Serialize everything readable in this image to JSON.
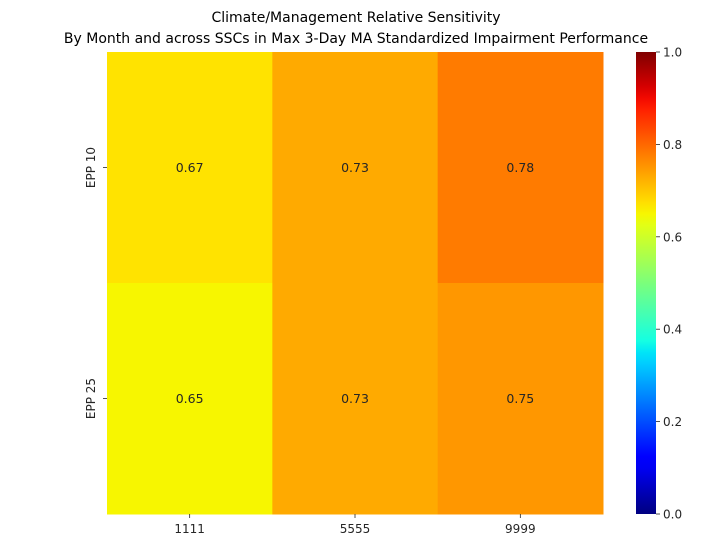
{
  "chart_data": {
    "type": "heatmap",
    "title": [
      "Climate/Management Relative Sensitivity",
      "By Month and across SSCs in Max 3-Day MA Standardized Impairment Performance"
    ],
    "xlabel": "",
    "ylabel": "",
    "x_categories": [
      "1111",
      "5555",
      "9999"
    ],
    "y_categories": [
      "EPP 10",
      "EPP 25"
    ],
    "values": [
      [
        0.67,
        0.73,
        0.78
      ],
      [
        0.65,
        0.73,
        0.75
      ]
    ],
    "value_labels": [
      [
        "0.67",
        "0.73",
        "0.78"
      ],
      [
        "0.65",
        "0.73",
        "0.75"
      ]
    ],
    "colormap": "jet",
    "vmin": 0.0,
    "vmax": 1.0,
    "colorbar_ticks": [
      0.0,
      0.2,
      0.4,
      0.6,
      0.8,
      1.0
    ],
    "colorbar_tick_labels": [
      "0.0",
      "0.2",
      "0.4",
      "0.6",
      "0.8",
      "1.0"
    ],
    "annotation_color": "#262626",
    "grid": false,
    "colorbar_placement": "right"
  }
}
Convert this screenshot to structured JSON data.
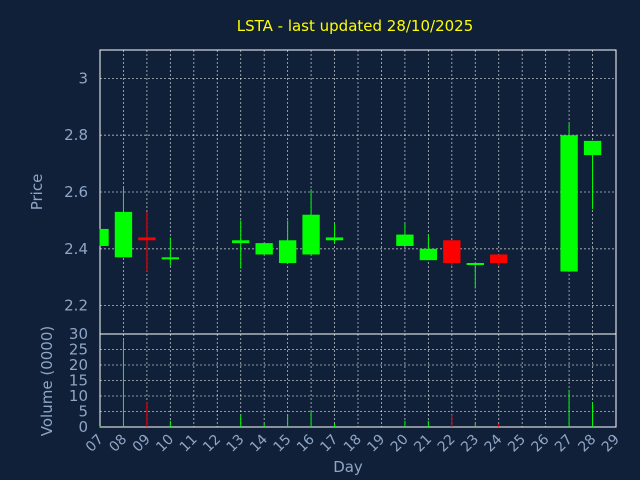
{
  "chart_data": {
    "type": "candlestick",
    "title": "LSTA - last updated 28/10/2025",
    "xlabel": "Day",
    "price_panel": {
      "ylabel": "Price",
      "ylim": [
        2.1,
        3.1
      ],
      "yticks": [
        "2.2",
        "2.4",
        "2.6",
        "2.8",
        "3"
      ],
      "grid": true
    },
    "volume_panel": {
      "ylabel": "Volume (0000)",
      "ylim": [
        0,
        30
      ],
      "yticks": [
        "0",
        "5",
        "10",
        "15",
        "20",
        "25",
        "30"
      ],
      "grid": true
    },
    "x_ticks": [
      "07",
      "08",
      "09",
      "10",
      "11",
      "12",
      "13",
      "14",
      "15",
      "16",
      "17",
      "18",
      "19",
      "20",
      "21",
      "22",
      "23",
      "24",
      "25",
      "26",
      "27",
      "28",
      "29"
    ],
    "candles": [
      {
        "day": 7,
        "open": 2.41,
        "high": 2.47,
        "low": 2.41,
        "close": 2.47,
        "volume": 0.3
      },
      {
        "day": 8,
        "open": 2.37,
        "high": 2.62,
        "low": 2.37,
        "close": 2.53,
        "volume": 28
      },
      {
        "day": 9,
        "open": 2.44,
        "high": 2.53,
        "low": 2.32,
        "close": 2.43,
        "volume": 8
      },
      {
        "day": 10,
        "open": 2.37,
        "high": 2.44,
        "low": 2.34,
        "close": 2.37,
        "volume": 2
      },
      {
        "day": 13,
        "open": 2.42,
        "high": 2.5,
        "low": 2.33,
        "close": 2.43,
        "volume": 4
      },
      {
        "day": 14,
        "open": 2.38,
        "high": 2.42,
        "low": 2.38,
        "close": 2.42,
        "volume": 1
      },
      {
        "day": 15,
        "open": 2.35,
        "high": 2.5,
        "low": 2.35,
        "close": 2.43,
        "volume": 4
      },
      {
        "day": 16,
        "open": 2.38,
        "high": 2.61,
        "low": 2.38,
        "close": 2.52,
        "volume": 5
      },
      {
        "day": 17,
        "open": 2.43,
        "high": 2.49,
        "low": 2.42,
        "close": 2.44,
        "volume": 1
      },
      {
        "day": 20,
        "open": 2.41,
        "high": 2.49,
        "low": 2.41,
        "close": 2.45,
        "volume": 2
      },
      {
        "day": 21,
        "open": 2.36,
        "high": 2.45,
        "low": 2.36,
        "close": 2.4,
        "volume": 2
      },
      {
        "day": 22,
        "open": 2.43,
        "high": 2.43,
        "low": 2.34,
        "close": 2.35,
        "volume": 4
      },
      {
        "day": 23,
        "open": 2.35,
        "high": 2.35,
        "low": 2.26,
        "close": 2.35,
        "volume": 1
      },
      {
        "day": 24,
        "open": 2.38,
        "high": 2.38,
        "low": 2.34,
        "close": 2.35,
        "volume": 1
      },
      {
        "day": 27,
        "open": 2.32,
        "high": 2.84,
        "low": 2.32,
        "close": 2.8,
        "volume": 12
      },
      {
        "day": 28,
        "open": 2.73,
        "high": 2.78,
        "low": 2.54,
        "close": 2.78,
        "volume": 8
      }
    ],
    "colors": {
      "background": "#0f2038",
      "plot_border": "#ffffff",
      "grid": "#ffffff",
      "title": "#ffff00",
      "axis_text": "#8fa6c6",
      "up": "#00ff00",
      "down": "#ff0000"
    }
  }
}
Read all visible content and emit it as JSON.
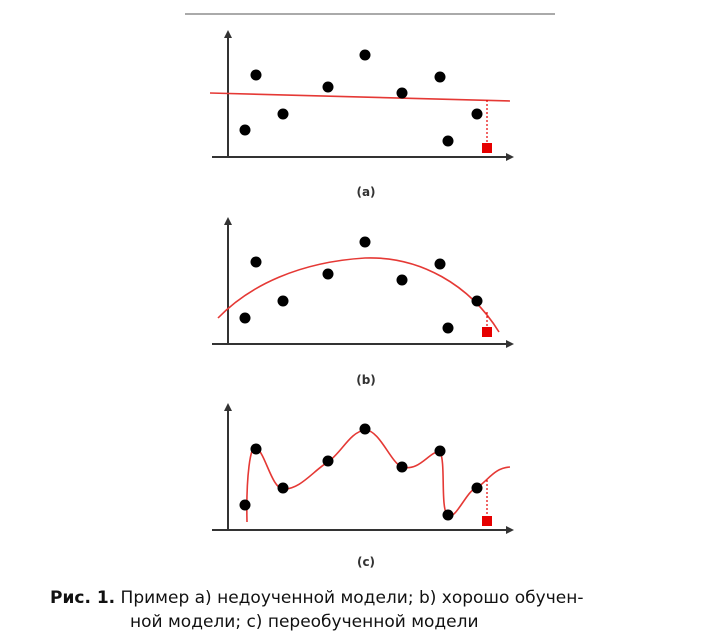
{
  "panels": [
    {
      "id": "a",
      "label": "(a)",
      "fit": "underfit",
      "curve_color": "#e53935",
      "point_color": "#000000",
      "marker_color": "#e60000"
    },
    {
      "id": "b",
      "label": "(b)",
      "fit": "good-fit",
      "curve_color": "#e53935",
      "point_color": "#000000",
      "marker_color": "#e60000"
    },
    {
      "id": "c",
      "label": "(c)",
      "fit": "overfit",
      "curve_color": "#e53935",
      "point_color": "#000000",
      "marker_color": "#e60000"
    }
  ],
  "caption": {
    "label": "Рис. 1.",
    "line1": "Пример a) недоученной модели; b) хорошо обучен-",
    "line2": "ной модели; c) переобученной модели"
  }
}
__________
> _WORK INSTRUCTIONS_
Look through the entries above for the word "grid". Copy every line where it shows up.

> _EXERCISE RESPONSE_
    "grid": false,
      "grid": true
      "grid": true
      "grid": "#ffffff",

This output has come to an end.